BEGIN
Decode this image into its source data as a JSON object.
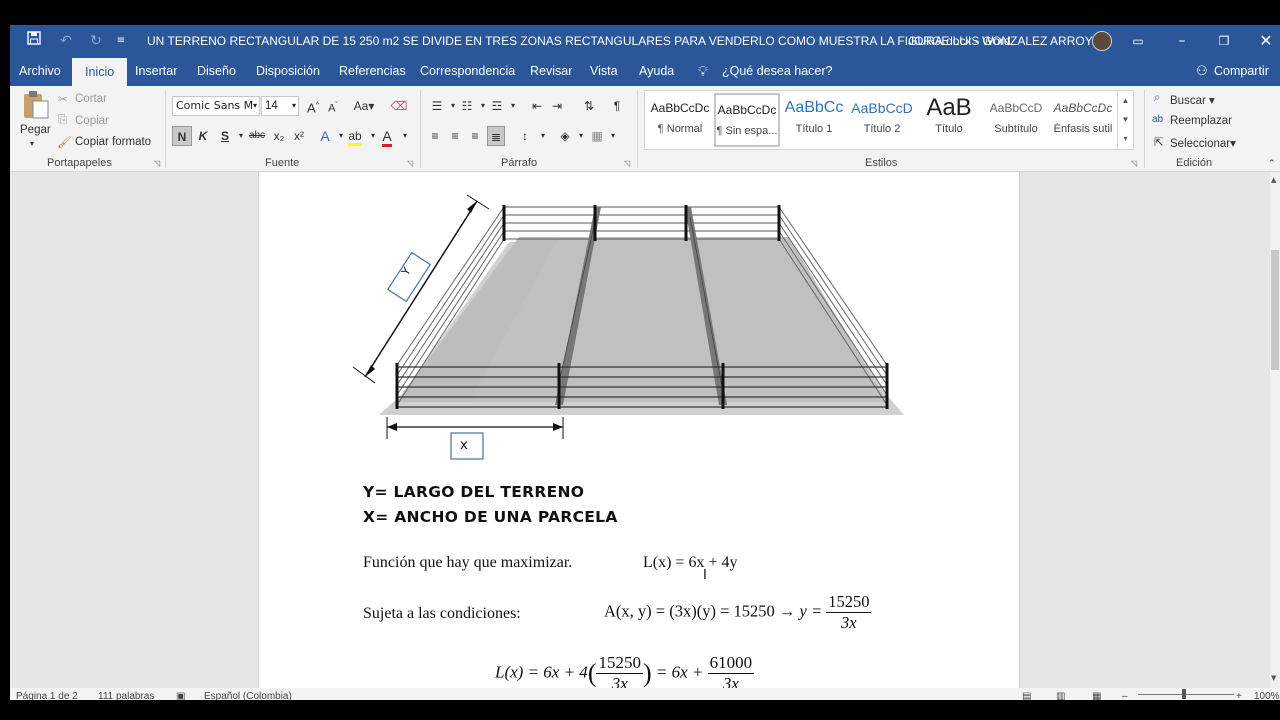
{
  "window": {
    "title": "UN TERRENO RECTANGULAR DE 15 250 m2 SE DIVIDE EN TRES ZONAS RECTANGULARES PARA VENDERLO COMO MUESTRA LA FIGURA.docx  -  Word",
    "user": "JORGE LUIS GONZALEZ ARROYO",
    "icons": [
      "save-icon",
      "undo-icon",
      "redo-icon",
      "customize-qat-icon",
      "ribbon-display-icon",
      "minimize-icon",
      "maximize-icon",
      "close-icon"
    ]
  },
  "tabs": [
    "Archivo",
    "Inicio",
    "Insertar",
    "Diseño",
    "Disposición",
    "Referencias",
    "Correspondencia",
    "Revisar",
    "Vista",
    "Ayuda"
  ],
  "tell_me": "¿Qué desea hacer?",
  "share": "Compartir",
  "ribbon": {
    "clipboard": {
      "paste": "Pegar",
      "cut": "Cortar",
      "copy": "Copiar",
      "format_painter": "Copiar formato",
      "label": "Portapapeles"
    },
    "font": {
      "name": "Comic Sans M",
      "size": "14",
      "label": "Fuente",
      "bold": "N",
      "italic": "K",
      "underline": "S",
      "strike": "abc",
      "sub": "x₂",
      "sup": "x²",
      "case": "Aa",
      "grow": "A",
      "shrink": "A"
    },
    "paragraph": {
      "label": "Párrafo"
    },
    "styles": {
      "label": "Estilos",
      "items": [
        {
          "preview": "AaBbCcDc",
          "name": "¶ Normal"
        },
        {
          "preview": "AaBbCcDc",
          "name": "¶ Sin espa..."
        },
        {
          "preview": "AaBbCc",
          "name": "Título 1"
        },
        {
          "preview": "AaBbCcD",
          "name": "Título 2"
        },
        {
          "preview": "AaB",
          "name": "Título"
        },
        {
          "preview": "AaBbCcD",
          "name": "Subtítulo"
        },
        {
          "preview": "AaBbCcDc",
          "name": "Énfasis sutil"
        }
      ]
    },
    "editing": {
      "find": "Buscar",
      "replace": "Reemplazar",
      "select": "Seleccionar",
      "label": "Edición"
    }
  },
  "document": {
    "figure": {
      "label_y": "Y",
      "label_x": "x"
    },
    "line1": "Y= LARGO DEL TERRENO",
    "line2": "X= ANCHO DE UNA PARCELA",
    "func_text": "Función que hay que maximizar.",
    "func_eq": "L(x) = 6x + 4y",
    "cond_text": "Sujeta a las condiciones:",
    "cond_eq": "A(x, y) = (3x)(y) = 15250 → ",
    "cond_y": "y = ",
    "cond_num": "15250",
    "cond_den": "3x",
    "sub_lhs": "L(x) = 6x + 4",
    "sub_num": "15250",
    "sub_den": "3x",
    "sub_mid": " = 6x + ",
    "sub_num2": "61000",
    "sub_den2": "3x"
  },
  "status": {
    "page": "Página 1 de 2",
    "words": "111 palabras",
    "language": "Español (Colombia)",
    "zoom": "100%"
  }
}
END
What to produce: Go through the material above and copy each line that has the word "Copiar".

Response to this task:
      "copy": "Copiar",
      "format_painter": "Copiar formato",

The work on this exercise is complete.